**What you should do**
Return every entry exactly as written.

**Records for this exercise**
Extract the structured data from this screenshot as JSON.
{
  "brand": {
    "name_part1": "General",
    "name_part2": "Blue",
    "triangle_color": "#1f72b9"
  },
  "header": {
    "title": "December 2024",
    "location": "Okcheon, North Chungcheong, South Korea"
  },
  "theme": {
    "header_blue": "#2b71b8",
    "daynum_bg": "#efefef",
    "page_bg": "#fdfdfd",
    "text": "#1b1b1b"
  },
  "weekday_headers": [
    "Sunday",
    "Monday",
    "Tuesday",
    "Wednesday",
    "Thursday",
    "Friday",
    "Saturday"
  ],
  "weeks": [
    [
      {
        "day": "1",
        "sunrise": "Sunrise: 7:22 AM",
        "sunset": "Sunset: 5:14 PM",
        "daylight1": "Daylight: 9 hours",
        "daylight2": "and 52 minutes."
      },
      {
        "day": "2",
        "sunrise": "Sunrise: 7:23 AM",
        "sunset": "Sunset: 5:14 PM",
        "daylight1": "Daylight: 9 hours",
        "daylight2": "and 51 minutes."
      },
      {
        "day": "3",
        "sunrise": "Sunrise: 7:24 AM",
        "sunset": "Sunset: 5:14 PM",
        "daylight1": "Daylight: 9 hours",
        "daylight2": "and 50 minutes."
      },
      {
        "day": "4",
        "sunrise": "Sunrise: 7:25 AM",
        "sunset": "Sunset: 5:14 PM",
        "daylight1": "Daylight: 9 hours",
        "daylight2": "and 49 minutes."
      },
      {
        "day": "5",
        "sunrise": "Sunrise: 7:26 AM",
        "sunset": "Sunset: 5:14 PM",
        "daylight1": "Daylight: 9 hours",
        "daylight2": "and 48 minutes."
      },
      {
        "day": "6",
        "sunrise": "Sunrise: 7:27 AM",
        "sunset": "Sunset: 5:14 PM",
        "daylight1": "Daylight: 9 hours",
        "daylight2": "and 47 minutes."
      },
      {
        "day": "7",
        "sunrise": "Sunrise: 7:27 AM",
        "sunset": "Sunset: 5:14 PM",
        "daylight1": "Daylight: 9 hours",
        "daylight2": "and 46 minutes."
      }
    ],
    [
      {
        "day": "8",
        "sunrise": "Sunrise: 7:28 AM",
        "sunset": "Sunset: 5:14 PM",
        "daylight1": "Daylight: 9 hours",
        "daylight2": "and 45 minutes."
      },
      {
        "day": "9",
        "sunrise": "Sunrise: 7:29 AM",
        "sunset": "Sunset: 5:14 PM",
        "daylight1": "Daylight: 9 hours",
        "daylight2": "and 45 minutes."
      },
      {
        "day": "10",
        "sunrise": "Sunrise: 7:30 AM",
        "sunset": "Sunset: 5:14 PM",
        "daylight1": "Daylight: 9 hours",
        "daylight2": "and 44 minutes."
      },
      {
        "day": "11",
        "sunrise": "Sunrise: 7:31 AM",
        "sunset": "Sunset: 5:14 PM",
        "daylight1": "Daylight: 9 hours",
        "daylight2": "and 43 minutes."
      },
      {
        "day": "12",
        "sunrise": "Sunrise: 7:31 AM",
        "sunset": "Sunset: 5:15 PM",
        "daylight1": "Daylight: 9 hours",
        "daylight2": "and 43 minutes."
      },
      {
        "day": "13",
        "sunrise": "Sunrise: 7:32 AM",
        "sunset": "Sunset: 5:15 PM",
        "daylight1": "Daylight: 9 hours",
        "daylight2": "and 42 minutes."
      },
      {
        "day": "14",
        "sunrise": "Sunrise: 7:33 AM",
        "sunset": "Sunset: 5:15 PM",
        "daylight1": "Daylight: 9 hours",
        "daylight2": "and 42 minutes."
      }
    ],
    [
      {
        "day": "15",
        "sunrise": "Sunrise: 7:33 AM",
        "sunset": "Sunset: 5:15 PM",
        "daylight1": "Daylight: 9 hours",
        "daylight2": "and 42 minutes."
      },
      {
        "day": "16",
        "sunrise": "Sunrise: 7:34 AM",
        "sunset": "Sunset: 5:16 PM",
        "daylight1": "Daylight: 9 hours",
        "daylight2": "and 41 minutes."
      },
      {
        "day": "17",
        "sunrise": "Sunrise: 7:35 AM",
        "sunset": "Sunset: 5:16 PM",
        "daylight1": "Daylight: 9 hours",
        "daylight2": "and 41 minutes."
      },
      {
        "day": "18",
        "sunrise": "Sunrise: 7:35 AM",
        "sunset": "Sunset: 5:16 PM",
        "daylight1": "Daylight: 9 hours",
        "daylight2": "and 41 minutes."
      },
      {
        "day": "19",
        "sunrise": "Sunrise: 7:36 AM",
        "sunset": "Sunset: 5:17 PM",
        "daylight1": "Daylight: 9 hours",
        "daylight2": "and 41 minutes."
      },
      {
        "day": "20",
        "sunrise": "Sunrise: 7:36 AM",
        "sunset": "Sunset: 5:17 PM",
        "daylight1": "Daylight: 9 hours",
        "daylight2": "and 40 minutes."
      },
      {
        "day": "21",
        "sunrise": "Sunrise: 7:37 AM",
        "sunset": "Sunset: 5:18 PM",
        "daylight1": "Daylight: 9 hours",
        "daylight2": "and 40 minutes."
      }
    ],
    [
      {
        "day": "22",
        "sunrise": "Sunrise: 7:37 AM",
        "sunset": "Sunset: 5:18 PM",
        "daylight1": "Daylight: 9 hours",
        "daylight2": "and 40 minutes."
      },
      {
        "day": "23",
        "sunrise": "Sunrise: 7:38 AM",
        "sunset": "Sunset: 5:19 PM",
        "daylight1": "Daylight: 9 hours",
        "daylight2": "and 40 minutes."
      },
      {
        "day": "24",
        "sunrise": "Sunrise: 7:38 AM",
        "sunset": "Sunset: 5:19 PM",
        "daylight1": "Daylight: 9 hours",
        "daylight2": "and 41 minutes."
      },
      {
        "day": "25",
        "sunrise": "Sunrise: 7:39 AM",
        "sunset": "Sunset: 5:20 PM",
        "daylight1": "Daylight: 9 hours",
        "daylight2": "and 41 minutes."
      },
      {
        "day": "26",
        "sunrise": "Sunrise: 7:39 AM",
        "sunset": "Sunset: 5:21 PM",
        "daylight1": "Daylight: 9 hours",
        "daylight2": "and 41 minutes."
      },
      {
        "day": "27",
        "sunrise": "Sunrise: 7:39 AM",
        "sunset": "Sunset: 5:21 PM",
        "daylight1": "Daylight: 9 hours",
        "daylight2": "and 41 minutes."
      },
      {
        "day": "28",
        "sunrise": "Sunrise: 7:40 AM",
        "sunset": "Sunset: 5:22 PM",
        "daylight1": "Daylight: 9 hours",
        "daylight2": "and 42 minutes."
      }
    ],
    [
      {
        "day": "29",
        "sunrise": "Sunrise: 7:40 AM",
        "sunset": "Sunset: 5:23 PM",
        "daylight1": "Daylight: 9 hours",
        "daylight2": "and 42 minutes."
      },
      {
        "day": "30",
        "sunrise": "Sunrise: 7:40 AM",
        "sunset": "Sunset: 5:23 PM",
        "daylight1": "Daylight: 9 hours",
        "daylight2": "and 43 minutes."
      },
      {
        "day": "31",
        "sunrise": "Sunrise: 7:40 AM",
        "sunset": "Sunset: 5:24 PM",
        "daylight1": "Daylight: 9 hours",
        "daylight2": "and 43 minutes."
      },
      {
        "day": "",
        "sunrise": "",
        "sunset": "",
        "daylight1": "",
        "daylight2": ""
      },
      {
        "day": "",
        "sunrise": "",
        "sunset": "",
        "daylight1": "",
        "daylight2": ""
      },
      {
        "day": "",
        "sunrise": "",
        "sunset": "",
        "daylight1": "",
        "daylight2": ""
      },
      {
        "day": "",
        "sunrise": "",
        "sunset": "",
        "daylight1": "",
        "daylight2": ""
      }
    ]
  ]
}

**Task response**
Extract the structured data from this screenshot as JSON.
{
  "brand": {
    "name_part1": "General",
    "name_part2": "Blue",
    "triangle_color": "#1f72b9"
  },
  "header": {
    "title": "December 2024",
    "location": "Okcheon, North Chungcheong, South Korea"
  },
  "theme": {
    "header_blue": "#2b71b8",
    "daynum_bg": "#efefef",
    "page_bg": "#fdfdfd",
    "text": "#1b1b1b"
  },
  "weekday_headers": [
    "Sunday",
    "Monday",
    "Tuesday",
    "Wednesday",
    "Thursday",
    "Friday",
    "Saturday"
  ],
  "weeks": [
    [
      {
        "day": "1",
        "sunrise": "Sunrise: 7:22 AM",
        "sunset": "Sunset: 5:14 PM",
        "daylight1": "Daylight: 9 hours",
        "daylight2": "and 52 minutes."
      },
      {
        "day": "2",
        "sunrise": "Sunrise: 7:23 AM",
        "sunset": "Sunset: 5:14 PM",
        "daylight1": "Daylight: 9 hours",
        "daylight2": "and 51 minutes."
      },
      {
        "day": "3",
        "sunrise": "Sunrise: 7:24 AM",
        "sunset": "Sunset: 5:14 PM",
        "daylight1": "Daylight: 9 hours",
        "daylight2": "and 50 minutes."
      },
      {
        "day": "4",
        "sunrise": "Sunrise: 7:25 AM",
        "sunset": "Sunset: 5:14 PM",
        "daylight1": "Daylight: 9 hours",
        "daylight2": "and 49 minutes."
      },
      {
        "day": "5",
        "sunrise": "Sunrise: 7:26 AM",
        "sunset": "Sunset: 5:14 PM",
        "daylight1": "Daylight: 9 hours",
        "daylight2": "and 48 minutes."
      },
      {
        "day": "6",
        "sunrise": "Sunrise: 7:27 AM",
        "sunset": "Sunset: 5:14 PM",
        "daylight1": "Daylight: 9 hours",
        "daylight2": "and 47 minutes."
      },
      {
        "day": "7",
        "sunrise": "Sunrise: 7:27 AM",
        "sunset": "Sunset: 5:14 PM",
        "daylight1": "Daylight: 9 hours",
        "daylight2": "and 46 minutes."
      }
    ],
    [
      {
        "day": "8",
        "sunrise": "Sunrise: 7:28 AM",
        "sunset": "Sunset: 5:14 PM",
        "daylight1": "Daylight: 9 hours",
        "daylight2": "and 45 minutes."
      },
      {
        "day": "9",
        "sunrise": "Sunrise: 7:29 AM",
        "sunset": "Sunset: 5:14 PM",
        "daylight1": "Daylight: 9 hours",
        "daylight2": "and 45 minutes."
      },
      {
        "day": "10",
        "sunrise": "Sunrise: 7:30 AM",
        "sunset": "Sunset: 5:14 PM",
        "daylight1": "Daylight: 9 hours",
        "daylight2": "and 44 minutes."
      },
      {
        "day": "11",
        "sunrise": "Sunrise: 7:31 AM",
        "sunset": "Sunset: 5:14 PM",
        "daylight1": "Daylight: 9 hours",
        "daylight2": "and 43 minutes."
      },
      {
        "day": "12",
        "sunrise": "Sunrise: 7:31 AM",
        "sunset": "Sunset: 5:15 PM",
        "daylight1": "Daylight: 9 hours",
        "daylight2": "and 43 minutes."
      },
      {
        "day": "13",
        "sunrise": "Sunrise: 7:32 AM",
        "sunset": "Sunset: 5:15 PM",
        "daylight1": "Daylight: 9 hours",
        "daylight2": "and 42 minutes."
      },
      {
        "day": "14",
        "sunrise": "Sunrise: 7:33 AM",
        "sunset": "Sunset: 5:15 PM",
        "daylight1": "Daylight: 9 hours",
        "daylight2": "and 42 minutes."
      }
    ],
    [
      {
        "day": "15",
        "sunrise": "Sunrise: 7:33 AM",
        "sunset": "Sunset: 5:15 PM",
        "daylight1": "Daylight: 9 hours",
        "daylight2": "and 42 minutes."
      },
      {
        "day": "16",
        "sunrise": "Sunrise: 7:34 AM",
        "sunset": "Sunset: 5:16 PM",
        "daylight1": "Daylight: 9 hours",
        "daylight2": "and 41 minutes."
      },
      {
        "day": "17",
        "sunrise": "Sunrise: 7:35 AM",
        "sunset": "Sunset: 5:16 PM",
        "daylight1": "Daylight: 9 hours",
        "daylight2": "and 41 minutes."
      },
      {
        "day": "18",
        "sunrise": "Sunrise: 7:35 AM",
        "sunset": "Sunset: 5:16 PM",
        "daylight1": "Daylight: 9 hours",
        "daylight2": "and 41 minutes."
      },
      {
        "day": "19",
        "sunrise": "Sunrise: 7:36 AM",
        "sunset": "Sunset: 5:17 PM",
        "daylight1": "Daylight: 9 hours",
        "daylight2": "and 41 minutes."
      },
      {
        "day": "20",
        "sunrise": "Sunrise: 7:36 AM",
        "sunset": "Sunset: 5:17 PM",
        "daylight1": "Daylight: 9 hours",
        "daylight2": "and 40 minutes."
      },
      {
        "day": "21",
        "sunrise": "Sunrise: 7:37 AM",
        "sunset": "Sunset: 5:18 PM",
        "daylight1": "Daylight: 9 hours",
        "daylight2": "and 40 minutes."
      }
    ],
    [
      {
        "day": "22",
        "sunrise": "Sunrise: 7:37 AM",
        "sunset": "Sunset: 5:18 PM",
        "daylight1": "Daylight: 9 hours",
        "daylight2": "and 40 minutes."
      },
      {
        "day": "23",
        "sunrise": "Sunrise: 7:38 AM",
        "sunset": "Sunset: 5:19 PM",
        "daylight1": "Daylight: 9 hours",
        "daylight2": "and 40 minutes."
      },
      {
        "day": "24",
        "sunrise": "Sunrise: 7:38 AM",
        "sunset": "Sunset: 5:19 PM",
        "daylight1": "Daylight: 9 hours",
        "daylight2": "and 41 minutes."
      },
      {
        "day": "25",
        "sunrise": "Sunrise: 7:39 AM",
        "sunset": "Sunset: 5:20 PM",
        "daylight1": "Daylight: 9 hours",
        "daylight2": "and 41 minutes."
      },
      {
        "day": "26",
        "sunrise": "Sunrise: 7:39 AM",
        "sunset": "Sunset: 5:21 PM",
        "daylight1": "Daylight: 9 hours",
        "daylight2": "and 41 minutes."
      },
      {
        "day": "27",
        "sunrise": "Sunrise: 7:39 AM",
        "sunset": "Sunset: 5:21 PM",
        "daylight1": "Daylight: 9 hours",
        "daylight2": "and 41 minutes."
      },
      {
        "day": "28",
        "sunrise": "Sunrise: 7:40 AM",
        "sunset": "Sunset: 5:22 PM",
        "daylight1": "Daylight: 9 hours",
        "daylight2": "and 42 minutes."
      }
    ],
    [
      {
        "day": "29",
        "sunrise": "Sunrise: 7:40 AM",
        "sunset": "Sunset: 5:23 PM",
        "daylight1": "Daylight: 9 hours",
        "daylight2": "and 42 minutes."
      },
      {
        "day": "30",
        "sunrise": "Sunrise: 7:40 AM",
        "sunset": "Sunset: 5:23 PM",
        "daylight1": "Daylight: 9 hours",
        "daylight2": "and 43 minutes."
      },
      {
        "day": "31",
        "sunrise": "Sunrise: 7:40 AM",
        "sunset": "Sunset: 5:24 PM",
        "daylight1": "Daylight: 9 hours",
        "daylight2": "and 43 minutes."
      },
      {
        "day": "",
        "sunrise": "",
        "sunset": "",
        "daylight1": "",
        "daylight2": ""
      },
      {
        "day": "",
        "sunrise": "",
        "sunset": "",
        "daylight1": "",
        "daylight2": ""
      },
      {
        "day": "",
        "sunrise": "",
        "sunset": "",
        "daylight1": "",
        "daylight2": ""
      },
      {
        "day": "",
        "sunrise": "",
        "sunset": "",
        "daylight1": "",
        "daylight2": ""
      }
    ]
  ]
}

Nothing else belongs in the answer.